*TASK TO COMPLETE*
Give an exact copy of every line, leaving images out.

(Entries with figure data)
###

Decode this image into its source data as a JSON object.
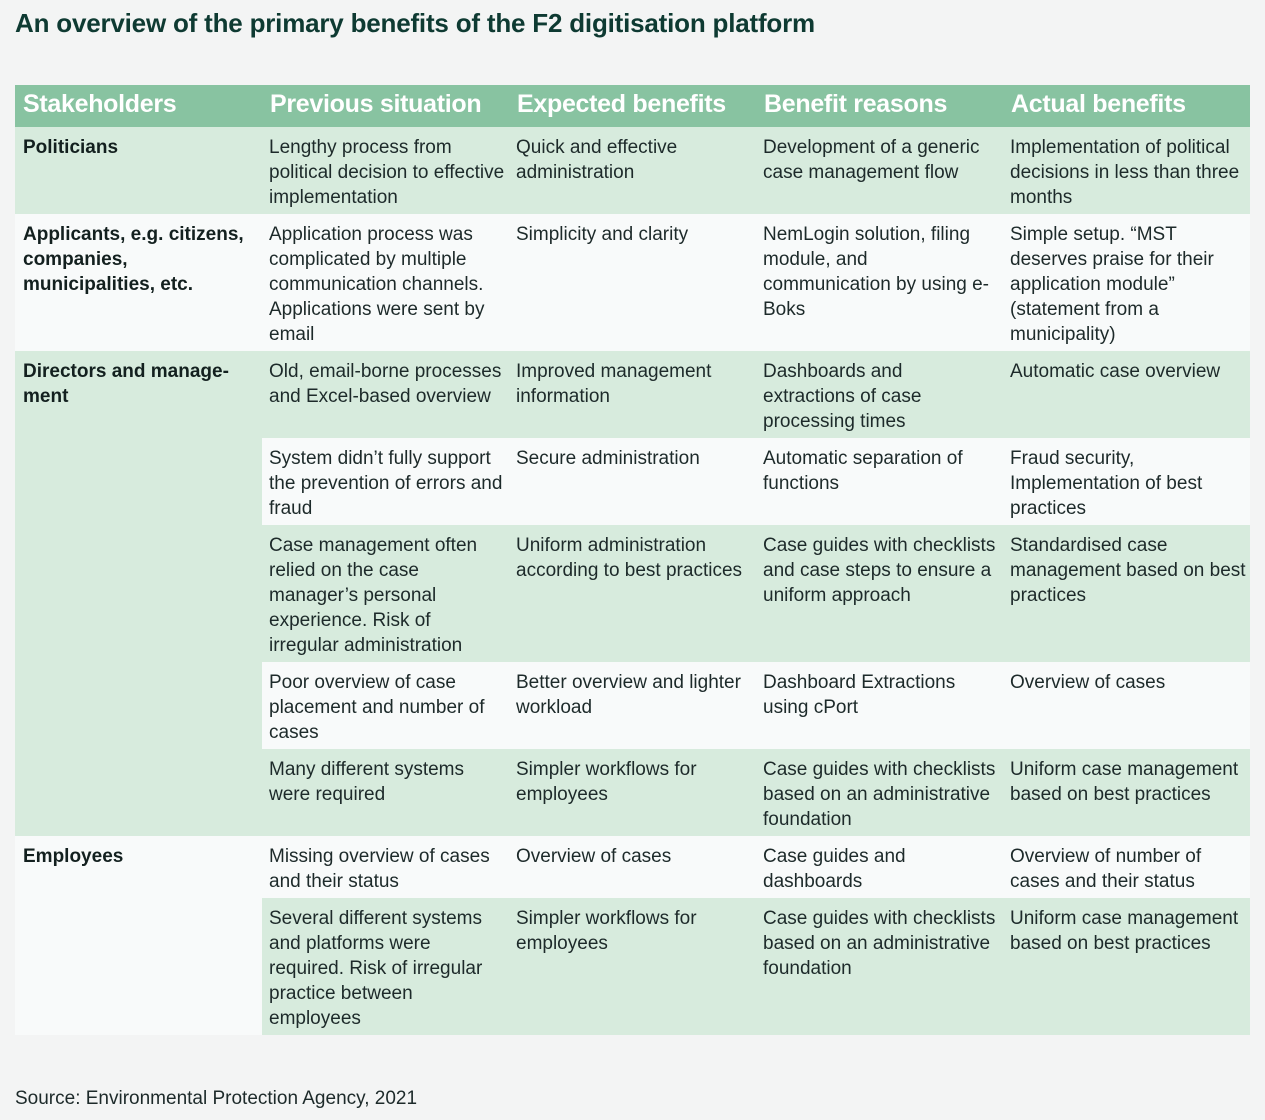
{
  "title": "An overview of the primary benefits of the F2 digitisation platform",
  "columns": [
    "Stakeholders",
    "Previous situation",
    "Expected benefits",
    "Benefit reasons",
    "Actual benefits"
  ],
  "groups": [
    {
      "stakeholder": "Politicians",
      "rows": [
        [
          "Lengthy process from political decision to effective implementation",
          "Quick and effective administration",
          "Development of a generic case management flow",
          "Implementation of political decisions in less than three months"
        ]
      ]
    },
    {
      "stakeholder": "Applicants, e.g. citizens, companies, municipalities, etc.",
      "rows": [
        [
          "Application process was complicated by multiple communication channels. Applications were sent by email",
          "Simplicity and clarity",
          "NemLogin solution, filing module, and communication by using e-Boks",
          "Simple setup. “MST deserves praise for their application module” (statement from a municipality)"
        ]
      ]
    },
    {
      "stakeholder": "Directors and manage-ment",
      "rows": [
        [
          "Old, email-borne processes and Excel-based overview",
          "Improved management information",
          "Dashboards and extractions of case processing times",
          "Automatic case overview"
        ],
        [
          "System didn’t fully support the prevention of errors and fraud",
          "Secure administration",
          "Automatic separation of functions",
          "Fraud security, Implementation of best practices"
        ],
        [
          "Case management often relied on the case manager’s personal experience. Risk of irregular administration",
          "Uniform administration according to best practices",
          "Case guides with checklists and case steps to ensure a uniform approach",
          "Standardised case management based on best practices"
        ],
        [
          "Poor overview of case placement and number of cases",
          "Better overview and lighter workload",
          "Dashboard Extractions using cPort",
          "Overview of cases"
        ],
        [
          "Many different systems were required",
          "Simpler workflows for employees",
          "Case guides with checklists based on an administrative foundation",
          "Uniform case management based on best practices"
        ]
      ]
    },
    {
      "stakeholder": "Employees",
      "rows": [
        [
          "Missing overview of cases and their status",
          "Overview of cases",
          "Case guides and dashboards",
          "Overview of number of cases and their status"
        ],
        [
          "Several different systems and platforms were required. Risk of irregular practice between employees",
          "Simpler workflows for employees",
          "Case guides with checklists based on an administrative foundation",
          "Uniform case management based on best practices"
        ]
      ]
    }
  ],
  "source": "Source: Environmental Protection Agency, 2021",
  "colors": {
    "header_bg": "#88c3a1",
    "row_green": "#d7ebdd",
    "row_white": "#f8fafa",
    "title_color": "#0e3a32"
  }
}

###

*REPLY*
Decode this image into its source data as a JSON object.
{
  "title": "An overview of the primary benefits of the F2 digitisation platform",
  "columns": [
    "Stakeholders",
    "Previous situation",
    "Expected benefits",
    "Benefit reasons",
    "Actual benefits"
  ],
  "groups": [
    {
      "stakeholder": "Politicians",
      "rows": [
        [
          "Lengthy process from political decision to effective implementation",
          "Quick and effective administration",
          "Development of a generic case management flow",
          "Implementation of political decisions in less than three months"
        ]
      ]
    },
    {
      "stakeholder": "Applicants, e.g. citizens, companies, municipalities, etc.",
      "rows": [
        [
          "Application process was complicated by multiple communication channels. Applications were sent by email",
          "Simplicity and clarity",
          "NemLogin solution, filing module, and communication by using e-Boks",
          "Simple setup. “MST deserves praise for their application module” (statement from a municipality)"
        ]
      ]
    },
    {
      "stakeholder": "Directors and manage-ment",
      "rows": [
        [
          "Old, email-borne processes and Excel-based overview",
          "Improved management information",
          "Dashboards and extractions of case processing times",
          "Automatic case overview"
        ],
        [
          "System didn’t fully support the prevention of errors and fraud",
          "Secure administration",
          "Automatic separation of functions",
          "Fraud security, Implementation of best practices"
        ],
        [
          "Case management often relied on the case manager’s personal experience. Risk of irregular administration",
          "Uniform administration according to best practices",
          "Case guides with checklists and case steps to ensure a uniform approach",
          "Standardised case management based on best practices"
        ],
        [
          "Poor overview of case placement and number of cases",
          "Better overview and lighter workload",
          "Dashboard Extractions using cPort",
          "Overview of cases"
        ],
        [
          "Many different systems were required",
          "Simpler workflows for employees",
          "Case guides with checklists based on an administrative foundation",
          "Uniform case management based on best practices"
        ]
      ]
    },
    {
      "stakeholder": "Employees",
      "rows": [
        [
          "Missing overview of cases and their status",
          "Overview of cases",
          "Case guides and dashboards",
          "Overview of number of cases and their status"
        ],
        [
          "Several different systems and platforms were required. Risk of irregular practice between employees",
          "Simpler workflows for employees",
          "Case guides with checklists based on an administrative foundation",
          "Uniform case management based on best practices"
        ]
      ]
    }
  ],
  "source": "Source: Environmental Protection Agency, 2021",
  "colors": {
    "header_bg": "#88c3a1",
    "row_green": "#d7ebdd",
    "row_white": "#f8fafa",
    "title_color": "#0e3a32"
  }
}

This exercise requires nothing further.